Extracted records
§ §

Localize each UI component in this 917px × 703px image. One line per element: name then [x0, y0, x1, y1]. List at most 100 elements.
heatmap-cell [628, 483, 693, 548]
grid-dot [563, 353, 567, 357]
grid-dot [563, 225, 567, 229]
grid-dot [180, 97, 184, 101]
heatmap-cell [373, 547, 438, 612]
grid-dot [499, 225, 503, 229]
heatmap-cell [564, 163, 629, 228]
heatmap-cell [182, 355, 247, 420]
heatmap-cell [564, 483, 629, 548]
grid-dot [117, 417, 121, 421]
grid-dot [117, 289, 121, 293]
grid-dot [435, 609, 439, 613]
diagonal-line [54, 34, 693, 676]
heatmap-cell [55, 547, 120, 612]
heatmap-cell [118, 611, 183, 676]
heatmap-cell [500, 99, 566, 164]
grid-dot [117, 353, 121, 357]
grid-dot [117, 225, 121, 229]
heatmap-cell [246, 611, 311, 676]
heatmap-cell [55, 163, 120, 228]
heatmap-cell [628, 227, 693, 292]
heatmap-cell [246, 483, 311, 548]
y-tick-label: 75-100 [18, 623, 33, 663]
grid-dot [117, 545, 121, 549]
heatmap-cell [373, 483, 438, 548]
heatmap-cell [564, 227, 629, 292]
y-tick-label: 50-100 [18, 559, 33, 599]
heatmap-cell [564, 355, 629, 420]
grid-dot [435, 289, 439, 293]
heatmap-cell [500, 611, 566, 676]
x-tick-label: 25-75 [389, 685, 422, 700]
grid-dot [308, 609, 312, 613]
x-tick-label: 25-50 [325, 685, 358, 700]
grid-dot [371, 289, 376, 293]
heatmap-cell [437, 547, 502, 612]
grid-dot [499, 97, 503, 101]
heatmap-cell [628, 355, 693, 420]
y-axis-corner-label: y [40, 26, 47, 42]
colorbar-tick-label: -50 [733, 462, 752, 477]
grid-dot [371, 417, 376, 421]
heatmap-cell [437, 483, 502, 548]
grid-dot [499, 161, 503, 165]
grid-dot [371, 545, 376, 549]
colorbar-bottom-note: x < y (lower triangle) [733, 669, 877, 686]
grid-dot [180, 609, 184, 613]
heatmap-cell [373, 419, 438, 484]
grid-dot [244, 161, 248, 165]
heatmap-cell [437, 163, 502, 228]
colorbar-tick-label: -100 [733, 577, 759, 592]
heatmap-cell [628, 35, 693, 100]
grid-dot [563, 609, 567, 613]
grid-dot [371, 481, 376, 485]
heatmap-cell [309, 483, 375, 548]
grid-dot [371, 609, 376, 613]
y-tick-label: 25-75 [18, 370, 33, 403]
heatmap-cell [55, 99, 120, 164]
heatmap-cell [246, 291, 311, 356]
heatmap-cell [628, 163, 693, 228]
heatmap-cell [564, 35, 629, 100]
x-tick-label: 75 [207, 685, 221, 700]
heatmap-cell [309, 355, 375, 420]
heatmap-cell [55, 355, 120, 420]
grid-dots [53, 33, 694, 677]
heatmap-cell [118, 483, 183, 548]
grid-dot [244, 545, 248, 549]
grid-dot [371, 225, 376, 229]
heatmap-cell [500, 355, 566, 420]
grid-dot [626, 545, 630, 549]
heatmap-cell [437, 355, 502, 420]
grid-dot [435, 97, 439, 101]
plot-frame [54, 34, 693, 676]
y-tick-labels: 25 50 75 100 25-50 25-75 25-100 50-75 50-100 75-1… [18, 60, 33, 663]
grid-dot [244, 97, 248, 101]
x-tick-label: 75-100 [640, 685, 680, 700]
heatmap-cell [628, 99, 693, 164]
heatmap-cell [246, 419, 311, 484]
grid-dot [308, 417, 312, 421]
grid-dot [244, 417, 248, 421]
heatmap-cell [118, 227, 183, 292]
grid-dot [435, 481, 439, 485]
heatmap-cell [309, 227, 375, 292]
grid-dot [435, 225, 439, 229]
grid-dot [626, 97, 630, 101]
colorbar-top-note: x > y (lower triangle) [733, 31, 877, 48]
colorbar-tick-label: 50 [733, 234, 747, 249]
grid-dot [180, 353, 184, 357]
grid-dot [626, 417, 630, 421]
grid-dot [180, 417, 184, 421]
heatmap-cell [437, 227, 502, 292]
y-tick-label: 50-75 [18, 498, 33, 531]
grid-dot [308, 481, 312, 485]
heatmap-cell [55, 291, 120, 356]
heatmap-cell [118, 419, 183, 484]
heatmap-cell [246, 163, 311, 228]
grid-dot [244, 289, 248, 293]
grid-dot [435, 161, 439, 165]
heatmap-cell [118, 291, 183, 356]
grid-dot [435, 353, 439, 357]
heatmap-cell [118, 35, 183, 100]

§ §

Directions
Reproduce each of the entries above line for line, with no changes at all.

Response for this exercise
Localize each UI component in this 917px × 703px image. One line per element: name then [x0, y0, x1, y1]. List at most 100 elements.
heatmap-cell [628, 483, 693, 548]
grid-dot [563, 353, 567, 357]
grid-dot [563, 225, 567, 229]
grid-dot [180, 97, 184, 101]
heatmap-cell [373, 547, 438, 612]
grid-dot [499, 225, 503, 229]
heatmap-cell [564, 163, 629, 228]
heatmap-cell [182, 355, 247, 420]
heatmap-cell [564, 483, 629, 548]
grid-dot [117, 417, 121, 421]
grid-dot [117, 289, 121, 293]
grid-dot [435, 609, 439, 613]
diagonal-line [54, 34, 693, 676]
heatmap-cell [55, 547, 120, 612]
heatmap-cell [118, 611, 183, 676]
heatmap-cell [500, 99, 566, 164]
grid-dot [117, 353, 121, 357]
grid-dot [117, 225, 121, 229]
heatmap-cell [246, 611, 311, 676]
heatmap-cell [55, 163, 120, 228]
heatmap-cell [628, 227, 693, 292]
heatmap-cell [246, 483, 311, 548]
y-tick-label: 75-100 [18, 623, 33, 663]
grid-dot [117, 545, 121, 549]
heatmap-cell [373, 483, 438, 548]
heatmap-cell [564, 227, 629, 292]
y-tick-label: 50-100 [18, 559, 33, 599]
heatmap-cell [564, 355, 629, 420]
grid-dot [435, 289, 439, 293]
heatmap-cell [500, 611, 566, 676]
x-tick-label: 25-75 [389, 685, 422, 700]
grid-dot [308, 609, 312, 613]
x-tick-label: 25-50 [325, 685, 358, 700]
grid-dot [371, 289, 376, 293]
heatmap-cell [437, 547, 502, 612]
grid-dot [499, 97, 503, 101]
heatmap-cell [628, 355, 693, 420]
y-axis-corner-label: y [40, 26, 47, 42]
colorbar-tick-label: -50 [733, 462, 752, 477]
grid-dot [371, 417, 376, 421]
heatmap-cell [437, 483, 502, 548]
grid-dot [499, 161, 503, 165]
grid-dot [371, 545, 376, 549]
colorbar-bottom-note: x < y (lower triangle) [733, 669, 877, 686]
grid-dot [180, 609, 184, 613]
heatmap-cell [373, 419, 438, 484]
grid-dot [244, 161, 248, 165]
heatmap-cell [437, 163, 502, 228]
colorbar-tick-label: -100 [733, 577, 759, 592]
heatmap-cell [628, 35, 693, 100]
grid-dot [563, 609, 567, 613]
grid-dot [371, 481, 376, 485]
heatmap-cell [309, 483, 375, 548]
grid-dot [371, 609, 376, 613]
y-tick-label: 25-75 [18, 370, 33, 403]
heatmap-cell [55, 99, 120, 164]
heatmap-cell [246, 291, 311, 356]
heatmap-cell [628, 163, 693, 228]
heatmap-cell [564, 35, 629, 100]
x-tick-label: 75 [207, 685, 221, 700]
heatmap-cell [309, 355, 375, 420]
heatmap-cell [55, 355, 120, 420]
grid-dots [53, 33, 694, 677]
heatmap-cell [118, 483, 183, 548]
grid-dot [244, 545, 248, 549]
grid-dot [371, 225, 376, 229]
heatmap-cell [500, 355, 566, 420]
grid-dot [626, 545, 630, 549]
heatmap-cell [437, 355, 502, 420]
grid-dot [435, 97, 439, 101]
plot-frame [54, 34, 693, 676]
y-tick-labels: 25 50 75 100 25-50 25-75 25-100 50-75 50-100 75-1… [18, 60, 33, 663]
grid-dot [244, 97, 248, 101]
x-tick-label: 75-100 [640, 685, 680, 700]
heatmap-cell [628, 99, 693, 164]
heatmap-cell [246, 419, 311, 484]
grid-dot [308, 417, 312, 421]
grid-dot [244, 417, 248, 421]
heatmap-cell [118, 227, 183, 292]
grid-dot [435, 481, 439, 485]
heatmap-cell [309, 227, 375, 292]
grid-dot [435, 225, 439, 229]
grid-dot [626, 97, 630, 101]
colorbar-top-note: x > y (lower triangle) [733, 31, 877, 48]
colorbar-tick-label: 50 [733, 234, 747, 249]
grid-dot [180, 353, 184, 357]
grid-dot [626, 417, 630, 421]
grid-dot [180, 417, 184, 421]
heatmap-cell [437, 227, 502, 292]
y-tick-label: 50-75 [18, 498, 33, 531]
grid-dot [308, 481, 312, 485]
heatmap-cell [55, 291, 120, 356]
heatmap-cell [118, 419, 183, 484]
heatmap-cell [246, 163, 311, 228]
grid-dot [244, 289, 248, 293]
grid-dot [435, 161, 439, 165]
heatmap-cell [118, 291, 183, 356]
grid-dot [435, 353, 439, 357]
heatmap-cell [118, 35, 183, 100]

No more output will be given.